• [The task]: Count the lines in the items below that contain the string "permission", matching case exactly, and give only that number.

Source data
****

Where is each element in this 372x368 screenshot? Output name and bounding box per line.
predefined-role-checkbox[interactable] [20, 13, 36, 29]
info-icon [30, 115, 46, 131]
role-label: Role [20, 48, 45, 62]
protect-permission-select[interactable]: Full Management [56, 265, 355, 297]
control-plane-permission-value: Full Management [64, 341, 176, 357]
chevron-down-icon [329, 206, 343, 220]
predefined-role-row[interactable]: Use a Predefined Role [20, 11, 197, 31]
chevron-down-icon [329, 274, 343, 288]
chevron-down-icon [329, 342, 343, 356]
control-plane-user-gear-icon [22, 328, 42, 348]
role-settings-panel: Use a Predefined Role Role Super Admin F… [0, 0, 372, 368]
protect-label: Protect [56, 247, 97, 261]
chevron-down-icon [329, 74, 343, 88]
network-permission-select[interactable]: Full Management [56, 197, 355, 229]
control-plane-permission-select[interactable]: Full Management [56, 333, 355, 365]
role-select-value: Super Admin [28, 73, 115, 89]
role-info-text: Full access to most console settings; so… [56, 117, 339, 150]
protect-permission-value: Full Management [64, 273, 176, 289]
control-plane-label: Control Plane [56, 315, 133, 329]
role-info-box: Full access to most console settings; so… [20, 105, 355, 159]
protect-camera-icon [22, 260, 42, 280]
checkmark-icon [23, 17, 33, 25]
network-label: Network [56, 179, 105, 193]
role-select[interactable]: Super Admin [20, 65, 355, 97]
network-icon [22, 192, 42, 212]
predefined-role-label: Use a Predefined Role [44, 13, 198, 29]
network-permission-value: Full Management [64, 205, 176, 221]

****

• [Answer to the task]: 6